## Material to process
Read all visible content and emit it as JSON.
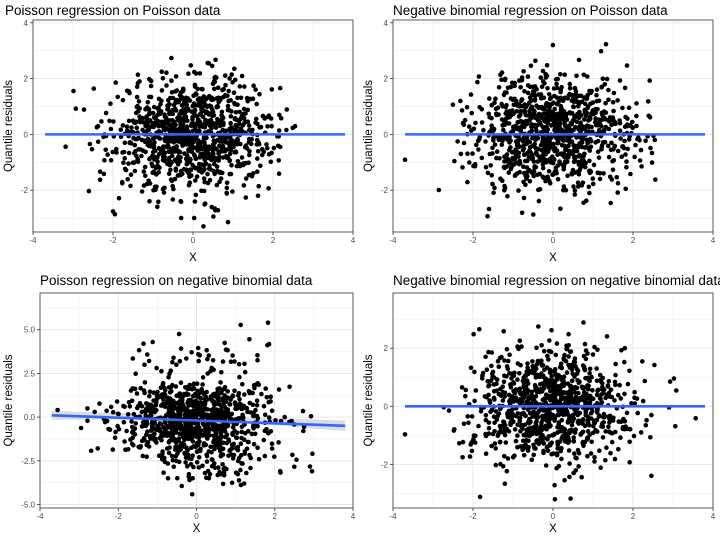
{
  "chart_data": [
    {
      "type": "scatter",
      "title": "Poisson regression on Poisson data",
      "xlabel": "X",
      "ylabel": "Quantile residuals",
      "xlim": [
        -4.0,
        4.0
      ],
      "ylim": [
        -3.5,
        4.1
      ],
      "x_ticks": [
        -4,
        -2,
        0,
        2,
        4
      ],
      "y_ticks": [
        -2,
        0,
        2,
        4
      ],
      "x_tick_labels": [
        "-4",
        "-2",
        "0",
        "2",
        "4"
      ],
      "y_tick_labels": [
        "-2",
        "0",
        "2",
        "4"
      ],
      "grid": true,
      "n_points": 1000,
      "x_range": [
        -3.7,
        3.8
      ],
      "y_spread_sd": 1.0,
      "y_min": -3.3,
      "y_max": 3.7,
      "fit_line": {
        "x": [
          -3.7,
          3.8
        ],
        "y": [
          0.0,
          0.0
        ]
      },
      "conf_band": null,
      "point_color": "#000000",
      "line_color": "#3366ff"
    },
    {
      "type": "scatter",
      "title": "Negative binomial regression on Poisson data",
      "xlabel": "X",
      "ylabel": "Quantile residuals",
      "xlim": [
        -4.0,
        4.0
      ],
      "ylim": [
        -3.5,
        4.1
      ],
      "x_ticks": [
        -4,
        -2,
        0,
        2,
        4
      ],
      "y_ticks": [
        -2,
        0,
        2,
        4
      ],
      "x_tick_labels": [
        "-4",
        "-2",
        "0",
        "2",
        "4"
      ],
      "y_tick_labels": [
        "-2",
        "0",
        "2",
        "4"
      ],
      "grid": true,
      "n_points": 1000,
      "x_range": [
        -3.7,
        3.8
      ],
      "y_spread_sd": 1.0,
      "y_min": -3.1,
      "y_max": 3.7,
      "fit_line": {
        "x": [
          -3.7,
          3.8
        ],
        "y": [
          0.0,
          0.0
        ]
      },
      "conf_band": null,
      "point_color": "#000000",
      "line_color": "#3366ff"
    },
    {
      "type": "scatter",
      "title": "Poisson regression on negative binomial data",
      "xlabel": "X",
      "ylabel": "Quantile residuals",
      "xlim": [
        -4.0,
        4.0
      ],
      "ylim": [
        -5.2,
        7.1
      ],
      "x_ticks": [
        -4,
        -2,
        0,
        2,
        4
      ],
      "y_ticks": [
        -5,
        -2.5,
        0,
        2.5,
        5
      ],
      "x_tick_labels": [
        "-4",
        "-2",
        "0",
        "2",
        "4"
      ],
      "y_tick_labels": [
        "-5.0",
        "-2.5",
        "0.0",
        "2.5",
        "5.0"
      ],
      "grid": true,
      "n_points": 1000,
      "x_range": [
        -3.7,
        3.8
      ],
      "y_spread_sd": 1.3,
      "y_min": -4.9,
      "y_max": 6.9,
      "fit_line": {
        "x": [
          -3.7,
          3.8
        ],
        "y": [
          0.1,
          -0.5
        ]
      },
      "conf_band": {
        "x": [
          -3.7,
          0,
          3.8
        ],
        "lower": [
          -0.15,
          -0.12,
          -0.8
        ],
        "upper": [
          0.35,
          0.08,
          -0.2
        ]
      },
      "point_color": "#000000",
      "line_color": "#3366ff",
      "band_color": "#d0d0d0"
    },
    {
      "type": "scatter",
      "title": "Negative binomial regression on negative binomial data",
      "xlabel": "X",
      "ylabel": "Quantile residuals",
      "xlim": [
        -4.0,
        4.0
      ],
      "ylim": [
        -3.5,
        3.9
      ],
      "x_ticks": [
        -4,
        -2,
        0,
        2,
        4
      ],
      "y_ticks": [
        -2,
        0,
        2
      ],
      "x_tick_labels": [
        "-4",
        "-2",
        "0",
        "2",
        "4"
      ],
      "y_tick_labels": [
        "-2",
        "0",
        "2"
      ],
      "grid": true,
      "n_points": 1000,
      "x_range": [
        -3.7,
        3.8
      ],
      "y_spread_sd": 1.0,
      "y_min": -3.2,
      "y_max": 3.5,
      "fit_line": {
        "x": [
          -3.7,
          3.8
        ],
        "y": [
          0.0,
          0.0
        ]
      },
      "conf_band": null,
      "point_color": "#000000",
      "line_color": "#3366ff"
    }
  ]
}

## What the task asks
Repeat each entry exactly as it appears; skip any picture.

## The response
Read all visible content and emit it as JSON.
{
  "chart_data": [
    {
      "type": "scatter",
      "title": "Poisson regression on Poisson data",
      "xlabel": "X",
      "ylabel": "Quantile residuals",
      "xlim": [
        -4.0,
        4.0
      ],
      "ylim": [
        -3.5,
        4.1
      ],
      "x_ticks": [
        -4,
        -2,
        0,
        2,
        4
      ],
      "y_ticks": [
        -2,
        0,
        2,
        4
      ],
      "x_tick_labels": [
        "-4",
        "-2",
        "0",
        "2",
        "4"
      ],
      "y_tick_labels": [
        "-2",
        "0",
        "2",
        "4"
      ],
      "grid": true,
      "n_points": 1000,
      "x_range": [
        -3.7,
        3.8
      ],
      "y_spread_sd": 1.0,
      "y_min": -3.3,
      "y_max": 3.7,
      "fit_line": {
        "x": [
          -3.7,
          3.8
        ],
        "y": [
          0.0,
          0.0
        ]
      },
      "conf_band": null,
      "point_color": "#000000",
      "line_color": "#3366ff"
    },
    {
      "type": "scatter",
      "title": "Negative binomial regression on Poisson data",
      "xlabel": "X",
      "ylabel": "Quantile residuals",
      "xlim": [
        -4.0,
        4.0
      ],
      "ylim": [
        -3.5,
        4.1
      ],
      "x_ticks": [
        -4,
        -2,
        0,
        2,
        4
      ],
      "y_ticks": [
        -2,
        0,
        2,
        4
      ],
      "x_tick_labels": [
        "-4",
        "-2",
        "0",
        "2",
        "4"
      ],
      "y_tick_labels": [
        "-2",
        "0",
        "2",
        "4"
      ],
      "grid": true,
      "n_points": 1000,
      "x_range": [
        -3.7,
        3.8
      ],
      "y_spread_sd": 1.0,
      "y_min": -3.1,
      "y_max": 3.7,
      "fit_line": {
        "x": [
          -3.7,
          3.8
        ],
        "y": [
          0.0,
          0.0
        ]
      },
      "conf_band": null,
      "point_color": "#000000",
      "line_color": "#3366ff"
    },
    {
      "type": "scatter",
      "title": "Poisson regression on negative binomial data",
      "xlabel": "X",
      "ylabel": "Quantile residuals",
      "xlim": [
        -4.0,
        4.0
      ],
      "ylim": [
        -5.2,
        7.1
      ],
      "x_ticks": [
        -4,
        -2,
        0,
        2,
        4
      ],
      "y_ticks": [
        -5,
        -2.5,
        0,
        2.5,
        5
      ],
      "x_tick_labels": [
        "-4",
        "-2",
        "0",
        "2",
        "4"
      ],
      "y_tick_labels": [
        "-5.0",
        "-2.5",
        "0.0",
        "2.5",
        "5.0"
      ],
      "grid": true,
      "n_points": 1000,
      "x_range": [
        -3.7,
        3.8
      ],
      "y_spread_sd": 1.3,
      "y_min": -4.9,
      "y_max": 6.9,
      "fit_line": {
        "x": [
          -3.7,
          3.8
        ],
        "y": [
          0.1,
          -0.5
        ]
      },
      "conf_band": {
        "x": [
          -3.7,
          0,
          3.8
        ],
        "lower": [
          -0.15,
          -0.12,
          -0.8
        ],
        "upper": [
          0.35,
          0.08,
          -0.2
        ]
      },
      "point_color": "#000000",
      "line_color": "#3366ff",
      "band_color": "#d0d0d0"
    },
    {
      "type": "scatter",
      "title": "Negative binomial regression on negative binomial data",
      "xlabel": "X",
      "ylabel": "Quantile residuals",
      "xlim": [
        -4.0,
        4.0
      ],
      "ylim": [
        -3.5,
        3.9
      ],
      "x_ticks": [
        -4,
        -2,
        0,
        2,
        4
      ],
      "y_ticks": [
        -2,
        0,
        2
      ],
      "x_tick_labels": [
        "-4",
        "-2",
        "0",
        "2",
        "4"
      ],
      "y_tick_labels": [
        "-2",
        "0",
        "2"
      ],
      "grid": true,
      "n_points": 1000,
      "x_range": [
        -3.7,
        3.8
      ],
      "y_spread_sd": 1.0,
      "y_min": -3.2,
      "y_max": 3.5,
      "fit_line": {
        "x": [
          -3.7,
          3.8
        ],
        "y": [
          0.0,
          0.0
        ]
      },
      "conf_band": null,
      "point_color": "#000000",
      "line_color": "#3366ff"
    }
  ]
}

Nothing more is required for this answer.